• _Source material_:
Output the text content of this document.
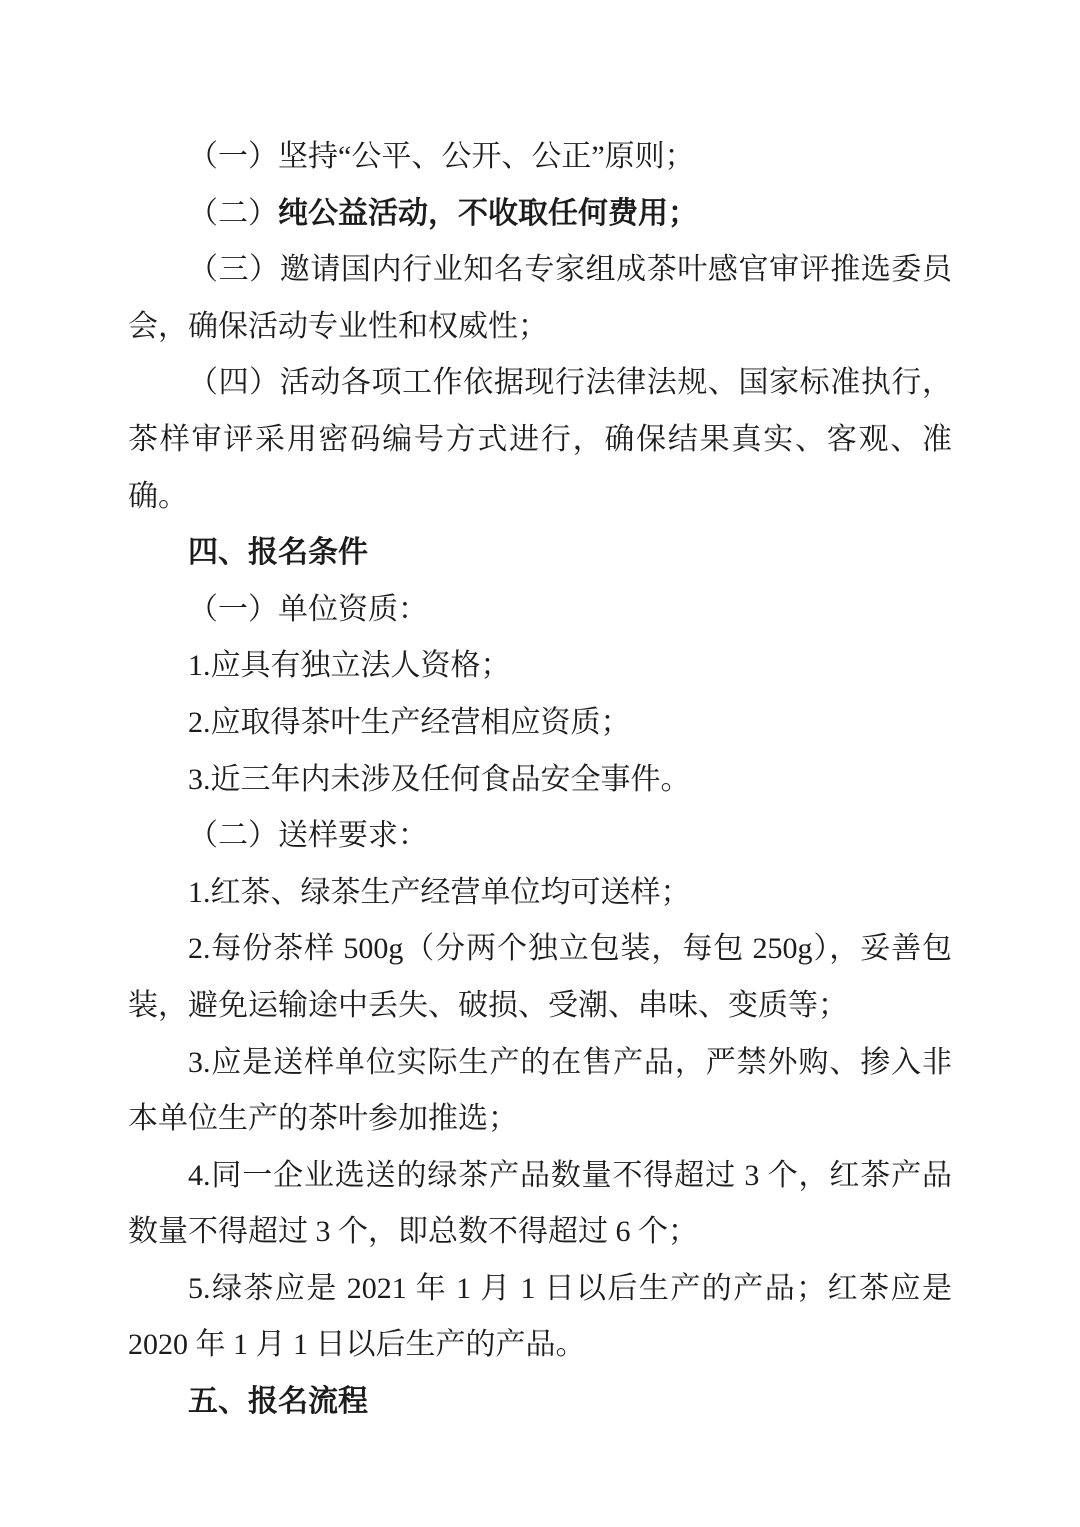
（一）坚持“公平、公开、公正”原则；

（二）纯公益活动，不收取任何费用；

（三）邀请国内行业知名专家组成茶叶感官审评推选委员会，确保活动专业性和权威性；

（四）活动各项工作依据现行法律法规、国家标准执行，茶样审评采用密码编号方式进行，确保结果真实、客观、准确。

四、报名条件

（一）单位资质：

1.应具有独立法人资格；

2.应取得茶叶生产经营相应资质；

3.近三年内未涉及任何食品安全事件。

（二）送样要求：

1.红茶、绿茶生产经营单位均可送样；

2.每份茶样 500g（分两个独立包装，每包 250g），妥善包装，避免运输途中丢失、破损、受潮、串味、变质等；

3.应是送样单位实际生产的在售产品，严禁外购、掺入非本单位生产的茶叶参加推选；

4.同一企业选送的绿茶产品数量不得超过 3 个，红茶产品数量不得超过 3 个，即总数不得超过 6 个；

5.绿茶应是 2021 年 1 月 1 日以后生产的产品；红茶应是 2020 年 1 月 1 日以后生产的产品。

五、报名流程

• _Problem statement_:
Leave out the pictures and reproduce the rest of the listing exactly.

• _Solution_:
Output the text content of this document.
（一）坚持“公平、公开、公正”原则；

（二）纯公益活动，不收取任何费用；

（三）邀请国内行业知名专家组成茶叶感官审评推选委员会，确保活动专业性和权威性；

（四）活动各项工作依据现行法律法规、国家标准执行，茶样审评采用密码编号方式进行，确保结果真实、客观、准确。

四、报名条件

（一）单位资质：

1.应具有独立法人资格；

2.应取得茶叶生产经营相应资质；

3.近三年内未涉及任何食品安全事件。

（二）送样要求：

1.红茶、绿茶生产经营单位均可送样；

2.每份茶样 500g（分两个独立包装，每包 250g），妥善包装，避免运输途中丢失、破损、受潮、串味、变质等；

3.应是送样单位实际生产的在售产品，严禁外购、掺入非本单位生产的茶叶参加推选；

4.同一企业选送的绿茶产品数量不得超过 3 个，红茶产品数量不得超过 3 个，即总数不得超过 6 个；

5.绿茶应是 2021 年 1 月 1 日以后生产的产品；红茶应是 2020 年 1 月 1 日以后生产的产品。

五、报名流程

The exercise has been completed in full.